REQUIRED TASK ▸
Filter the listing and keep only the lines with the word "脊索動物".

Dataset items:
----------
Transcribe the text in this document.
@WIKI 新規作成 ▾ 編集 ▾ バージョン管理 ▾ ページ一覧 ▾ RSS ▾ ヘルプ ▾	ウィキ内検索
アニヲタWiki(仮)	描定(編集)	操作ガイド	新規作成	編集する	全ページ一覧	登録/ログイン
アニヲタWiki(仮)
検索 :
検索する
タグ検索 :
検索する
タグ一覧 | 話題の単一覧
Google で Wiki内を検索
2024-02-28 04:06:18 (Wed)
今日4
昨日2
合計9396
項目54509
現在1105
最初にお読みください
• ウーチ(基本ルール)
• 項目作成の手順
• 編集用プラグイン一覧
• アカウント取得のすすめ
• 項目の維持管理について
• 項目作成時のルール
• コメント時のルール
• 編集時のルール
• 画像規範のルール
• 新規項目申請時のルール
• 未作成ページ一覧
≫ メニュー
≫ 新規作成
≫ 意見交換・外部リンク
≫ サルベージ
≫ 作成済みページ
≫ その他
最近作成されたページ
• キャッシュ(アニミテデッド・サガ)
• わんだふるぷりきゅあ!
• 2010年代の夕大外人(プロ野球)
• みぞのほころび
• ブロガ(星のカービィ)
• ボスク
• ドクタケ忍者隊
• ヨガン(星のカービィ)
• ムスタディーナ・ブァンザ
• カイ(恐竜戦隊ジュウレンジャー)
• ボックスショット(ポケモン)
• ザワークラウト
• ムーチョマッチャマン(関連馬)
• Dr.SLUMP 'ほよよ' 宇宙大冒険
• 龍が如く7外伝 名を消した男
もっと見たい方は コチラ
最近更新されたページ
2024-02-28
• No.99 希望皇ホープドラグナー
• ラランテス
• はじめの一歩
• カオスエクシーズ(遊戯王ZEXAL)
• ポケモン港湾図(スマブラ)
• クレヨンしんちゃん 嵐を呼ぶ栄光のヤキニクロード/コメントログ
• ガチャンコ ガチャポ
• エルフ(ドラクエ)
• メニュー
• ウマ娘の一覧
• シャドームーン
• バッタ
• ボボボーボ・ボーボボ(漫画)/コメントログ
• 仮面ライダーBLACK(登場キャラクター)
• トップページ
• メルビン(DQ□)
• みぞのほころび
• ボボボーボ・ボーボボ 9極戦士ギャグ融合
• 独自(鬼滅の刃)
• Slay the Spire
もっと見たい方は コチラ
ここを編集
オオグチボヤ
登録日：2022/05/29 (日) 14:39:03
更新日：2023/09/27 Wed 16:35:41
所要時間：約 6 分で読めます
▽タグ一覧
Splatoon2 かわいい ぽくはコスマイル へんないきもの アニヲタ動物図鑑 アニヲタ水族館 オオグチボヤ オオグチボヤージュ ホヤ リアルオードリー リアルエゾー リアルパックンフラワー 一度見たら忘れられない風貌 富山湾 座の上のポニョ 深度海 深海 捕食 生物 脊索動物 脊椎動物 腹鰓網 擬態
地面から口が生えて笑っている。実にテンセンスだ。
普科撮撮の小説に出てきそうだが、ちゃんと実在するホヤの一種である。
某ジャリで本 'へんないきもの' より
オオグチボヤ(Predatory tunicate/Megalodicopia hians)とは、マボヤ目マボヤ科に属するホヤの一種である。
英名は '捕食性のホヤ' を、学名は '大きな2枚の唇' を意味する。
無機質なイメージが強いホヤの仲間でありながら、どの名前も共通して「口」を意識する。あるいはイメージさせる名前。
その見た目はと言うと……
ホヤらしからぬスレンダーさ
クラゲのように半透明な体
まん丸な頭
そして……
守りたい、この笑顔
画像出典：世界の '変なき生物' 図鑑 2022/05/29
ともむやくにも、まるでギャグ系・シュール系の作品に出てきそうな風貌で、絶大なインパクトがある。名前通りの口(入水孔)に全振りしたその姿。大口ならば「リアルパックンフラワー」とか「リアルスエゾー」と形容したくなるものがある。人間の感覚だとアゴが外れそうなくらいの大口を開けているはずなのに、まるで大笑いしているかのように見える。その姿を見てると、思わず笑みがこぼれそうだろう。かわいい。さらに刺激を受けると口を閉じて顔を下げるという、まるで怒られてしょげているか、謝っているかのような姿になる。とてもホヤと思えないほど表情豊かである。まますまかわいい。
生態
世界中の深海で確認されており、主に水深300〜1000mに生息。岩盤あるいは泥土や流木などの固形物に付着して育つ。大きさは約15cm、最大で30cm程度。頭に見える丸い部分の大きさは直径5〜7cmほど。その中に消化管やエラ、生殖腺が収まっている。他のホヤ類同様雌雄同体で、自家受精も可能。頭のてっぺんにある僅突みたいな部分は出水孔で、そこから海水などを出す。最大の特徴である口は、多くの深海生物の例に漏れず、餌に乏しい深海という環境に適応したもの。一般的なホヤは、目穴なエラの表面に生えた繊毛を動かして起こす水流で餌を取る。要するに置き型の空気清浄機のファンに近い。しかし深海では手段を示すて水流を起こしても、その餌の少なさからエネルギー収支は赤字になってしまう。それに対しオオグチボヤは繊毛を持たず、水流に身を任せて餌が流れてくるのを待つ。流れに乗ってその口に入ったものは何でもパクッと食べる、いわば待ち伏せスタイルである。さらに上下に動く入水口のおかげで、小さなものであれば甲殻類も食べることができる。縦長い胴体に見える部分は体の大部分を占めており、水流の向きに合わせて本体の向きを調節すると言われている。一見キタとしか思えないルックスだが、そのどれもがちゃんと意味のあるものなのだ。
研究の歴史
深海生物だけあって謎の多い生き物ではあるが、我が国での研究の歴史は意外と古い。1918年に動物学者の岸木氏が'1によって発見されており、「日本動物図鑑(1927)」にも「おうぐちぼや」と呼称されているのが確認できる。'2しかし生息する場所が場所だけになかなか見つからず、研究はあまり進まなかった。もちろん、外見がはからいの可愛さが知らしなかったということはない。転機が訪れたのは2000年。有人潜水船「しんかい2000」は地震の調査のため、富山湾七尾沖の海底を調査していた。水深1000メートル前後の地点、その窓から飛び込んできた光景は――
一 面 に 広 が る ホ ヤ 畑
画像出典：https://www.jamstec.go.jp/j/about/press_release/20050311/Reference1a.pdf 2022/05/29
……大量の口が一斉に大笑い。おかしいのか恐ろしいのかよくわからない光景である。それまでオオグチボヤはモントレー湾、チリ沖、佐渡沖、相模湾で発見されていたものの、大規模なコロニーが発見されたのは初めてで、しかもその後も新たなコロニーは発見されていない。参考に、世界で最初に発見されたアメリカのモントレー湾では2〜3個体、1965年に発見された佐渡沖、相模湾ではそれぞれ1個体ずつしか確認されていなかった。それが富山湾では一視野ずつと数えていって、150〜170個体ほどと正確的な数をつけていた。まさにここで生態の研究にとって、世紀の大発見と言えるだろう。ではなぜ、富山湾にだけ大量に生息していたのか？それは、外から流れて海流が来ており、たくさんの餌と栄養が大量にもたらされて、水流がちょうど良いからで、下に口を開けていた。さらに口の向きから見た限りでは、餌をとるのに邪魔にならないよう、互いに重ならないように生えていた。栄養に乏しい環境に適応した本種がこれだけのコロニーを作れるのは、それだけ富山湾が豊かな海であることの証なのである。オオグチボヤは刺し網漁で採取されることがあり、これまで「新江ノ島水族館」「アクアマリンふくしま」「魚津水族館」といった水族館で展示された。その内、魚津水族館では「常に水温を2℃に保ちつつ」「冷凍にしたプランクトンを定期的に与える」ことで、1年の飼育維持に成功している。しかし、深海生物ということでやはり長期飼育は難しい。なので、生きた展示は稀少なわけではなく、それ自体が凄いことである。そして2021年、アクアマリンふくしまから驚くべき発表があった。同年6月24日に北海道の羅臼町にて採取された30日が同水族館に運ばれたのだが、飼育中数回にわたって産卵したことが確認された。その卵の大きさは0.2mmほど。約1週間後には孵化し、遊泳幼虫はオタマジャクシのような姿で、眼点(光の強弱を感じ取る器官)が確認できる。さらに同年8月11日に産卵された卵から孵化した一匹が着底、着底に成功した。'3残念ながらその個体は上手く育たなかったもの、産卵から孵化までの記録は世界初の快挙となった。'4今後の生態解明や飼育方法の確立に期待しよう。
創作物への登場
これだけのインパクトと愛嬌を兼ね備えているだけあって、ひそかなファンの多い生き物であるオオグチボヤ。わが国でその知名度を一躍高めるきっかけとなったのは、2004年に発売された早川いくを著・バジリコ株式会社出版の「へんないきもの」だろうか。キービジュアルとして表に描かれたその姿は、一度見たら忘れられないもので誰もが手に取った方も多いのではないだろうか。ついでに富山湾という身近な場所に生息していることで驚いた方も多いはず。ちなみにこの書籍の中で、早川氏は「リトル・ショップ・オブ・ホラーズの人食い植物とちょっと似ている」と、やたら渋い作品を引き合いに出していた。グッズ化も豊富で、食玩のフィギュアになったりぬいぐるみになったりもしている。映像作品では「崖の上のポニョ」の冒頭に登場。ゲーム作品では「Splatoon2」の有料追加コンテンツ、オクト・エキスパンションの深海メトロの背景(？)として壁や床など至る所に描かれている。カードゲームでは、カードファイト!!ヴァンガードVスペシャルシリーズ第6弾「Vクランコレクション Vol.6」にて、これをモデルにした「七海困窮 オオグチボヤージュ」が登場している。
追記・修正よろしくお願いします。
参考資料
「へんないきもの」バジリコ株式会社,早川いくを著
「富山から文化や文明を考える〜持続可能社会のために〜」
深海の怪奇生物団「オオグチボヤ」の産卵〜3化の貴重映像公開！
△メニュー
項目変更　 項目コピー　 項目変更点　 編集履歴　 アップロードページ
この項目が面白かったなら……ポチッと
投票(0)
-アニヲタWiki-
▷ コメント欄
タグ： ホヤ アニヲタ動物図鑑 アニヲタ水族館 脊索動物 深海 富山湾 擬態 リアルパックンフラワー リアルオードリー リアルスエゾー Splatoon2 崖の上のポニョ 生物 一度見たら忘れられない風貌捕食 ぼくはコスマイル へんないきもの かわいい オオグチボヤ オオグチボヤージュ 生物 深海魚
----------
SOLUTION FOR THIS EXERCISE ▸
Splatoon2 かわいい ぽくはコスマイル へんないきもの アニヲタ動物図鑑 アニヲタ水族館 オオグチボヤ オオグチボヤージュ ホヤ リアルオードリー リアルエゾー リアルパックンフラワー 一度見たら忘れられない風貌 富山湾 座の上のポニョ 深度海 深海 捕食 生物 脊索動物 脊椎動物 腹鰓網 擬態
タグ： ホヤ アニヲタ動物図鑑 アニヲタ水族館 脊索動物 深海 富山湾 擬態 リアルパックンフラワー リアルオードリー リアルスエゾー Splatoon2 崖の上のポニョ 生物 一度見たら忘れられない風貌捕食 ぼくはコスマイル へんないきもの かわいい オオグチボヤ オオグチボヤージュ 生物 深海魚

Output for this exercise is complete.